• **Exercise**: Reproduce the listing below character for character; drop every image.
-- Start --
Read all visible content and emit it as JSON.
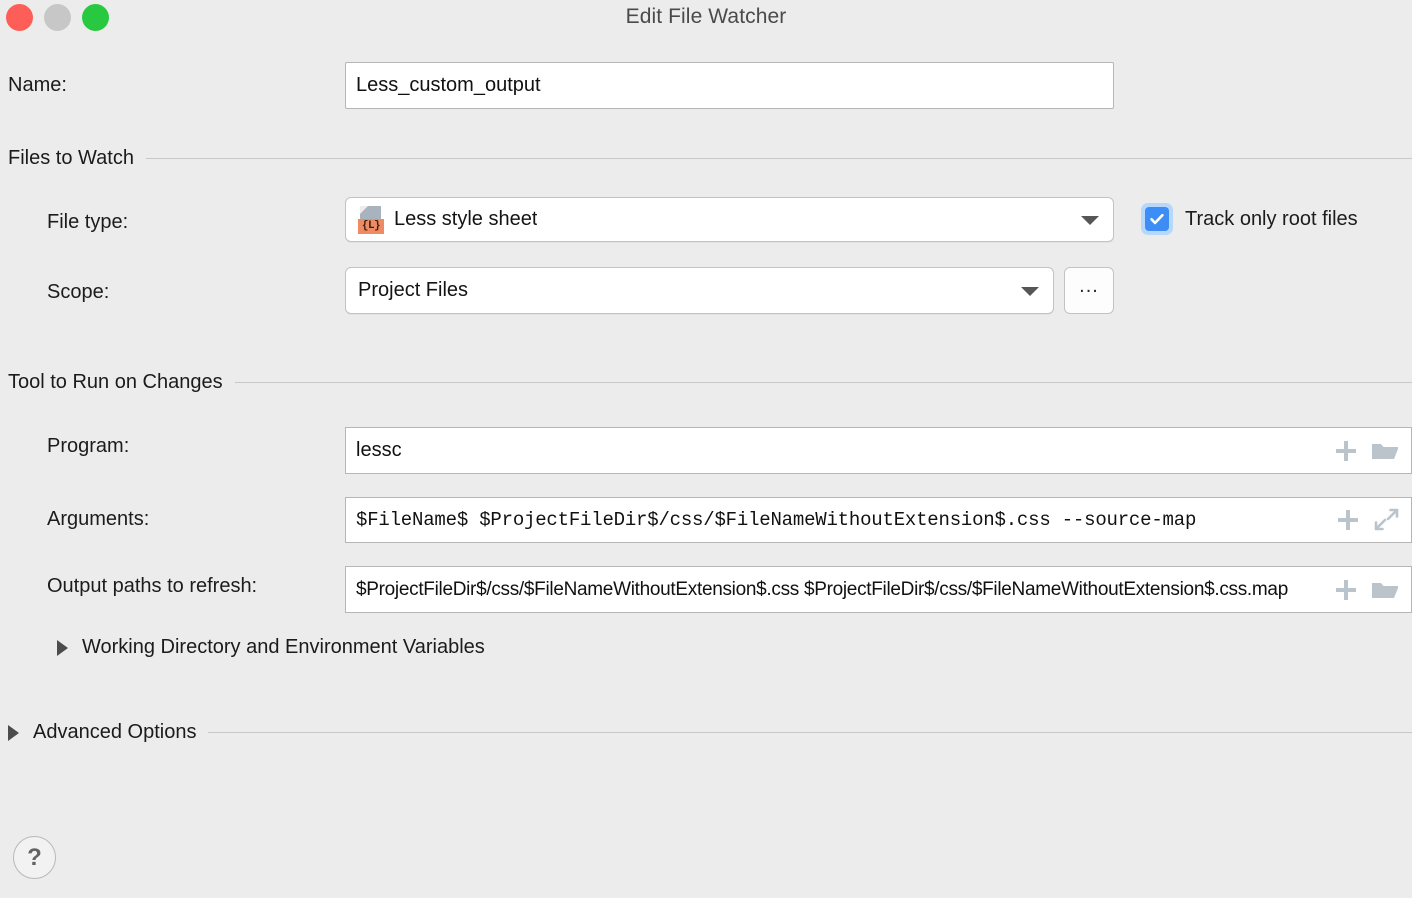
{
  "window": {
    "title": "Edit File Watcher",
    "controls": {
      "close": "close-button",
      "minimize": "minimize-button",
      "zoom": "zoom-button"
    }
  },
  "name_row": {
    "label": "Name:",
    "value": "Less_custom_output",
    "placeholder": ""
  },
  "files_to_watch": {
    "section_title": "Files to Watch",
    "file_type": {
      "label": "File type:",
      "value": "Less style sheet",
      "icon": "less-file-icon",
      "icon_badge": "{L}"
    },
    "scope": {
      "label": "Scope:",
      "value": "Project Files",
      "browse_label": "..."
    },
    "track_only_root": {
      "label": "Track only root files",
      "checked": true
    }
  },
  "tool_to_run": {
    "section_title": "Tool to Run on Changes",
    "program": {
      "label": "Program:",
      "value": "lessc",
      "icons": [
        "insert-macro-icon",
        "browse-folder-icon"
      ]
    },
    "arguments": {
      "label": "Arguments:",
      "value": "$FileName$ $ProjectFileDir$/css/$FileNameWithoutExtension$.css --source-map",
      "icons": [
        "insert-macro-icon",
        "expand-editor-icon"
      ]
    },
    "output_paths": {
      "label": "Output paths to refresh:",
      "value": "$ProjectFileDir$/css/$FileNameWithoutExtension$.css $ProjectFileDir$/css/$FileNameWithoutExtension$.css.map",
      "icons": [
        "insert-macro-icon",
        "browse-folder-icon"
      ]
    },
    "working_directory": {
      "label": "Working Directory and Environment Variables",
      "expanded": false
    }
  },
  "advanced_options": {
    "section_title": "Advanced Options",
    "expanded": false
  },
  "help": {
    "label": "?"
  },
  "colors": {
    "window_background": "#ececec",
    "accent_checkbox": "#3c8df5",
    "checkbox_focus_ring": "#b8d8fb",
    "icon_grey": "#bcc4cb",
    "less_badge_orange": "#ef8b62",
    "less_page_grey": "#a9b3bd",
    "close_red": "#fd5e57",
    "minimize_grey": "#c7c7c7",
    "zoom_green": "#28c840"
  }
}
-- End --
• **Output below**:
Read all visible content and emit it as JSON.
{
  "window": {
    "title": "Edit File Watcher",
    "controls": {
      "close": "close-button",
      "minimize": "minimize-button",
      "zoom": "zoom-button"
    }
  },
  "name_row": {
    "label": "Name:",
    "value": "Less_custom_output",
    "placeholder": ""
  },
  "files_to_watch": {
    "section_title": "Files to Watch",
    "file_type": {
      "label": "File type:",
      "value": "Less style sheet",
      "icon": "less-file-icon",
      "icon_badge": "{L}"
    },
    "scope": {
      "label": "Scope:",
      "value": "Project Files",
      "browse_label": "..."
    },
    "track_only_root": {
      "label": "Track only root files",
      "checked": true
    }
  },
  "tool_to_run": {
    "section_title": "Tool to Run on Changes",
    "program": {
      "label": "Program:",
      "value": "lessc",
      "icons": [
        "insert-macro-icon",
        "browse-folder-icon"
      ]
    },
    "arguments": {
      "label": "Arguments:",
      "value": "$FileName$ $ProjectFileDir$/css/$FileNameWithoutExtension$.css --source-map",
      "icons": [
        "insert-macro-icon",
        "expand-editor-icon"
      ]
    },
    "output_paths": {
      "label": "Output paths to refresh:",
      "value": "$ProjectFileDir$/css/$FileNameWithoutExtension$.css $ProjectFileDir$/css/$FileNameWithoutExtension$.css.map",
      "icons": [
        "insert-macro-icon",
        "browse-folder-icon"
      ]
    },
    "working_directory": {
      "label": "Working Directory and Environment Variables",
      "expanded": false
    }
  },
  "advanced_options": {
    "section_title": "Advanced Options",
    "expanded": false
  },
  "help": {
    "label": "?"
  },
  "colors": {
    "window_background": "#ececec",
    "accent_checkbox": "#3c8df5",
    "checkbox_focus_ring": "#b8d8fb",
    "icon_grey": "#bcc4cb",
    "less_badge_orange": "#ef8b62",
    "less_page_grey": "#a9b3bd",
    "close_red": "#fd5e57",
    "minimize_grey": "#c7c7c7",
    "zoom_green": "#28c840"
  }
}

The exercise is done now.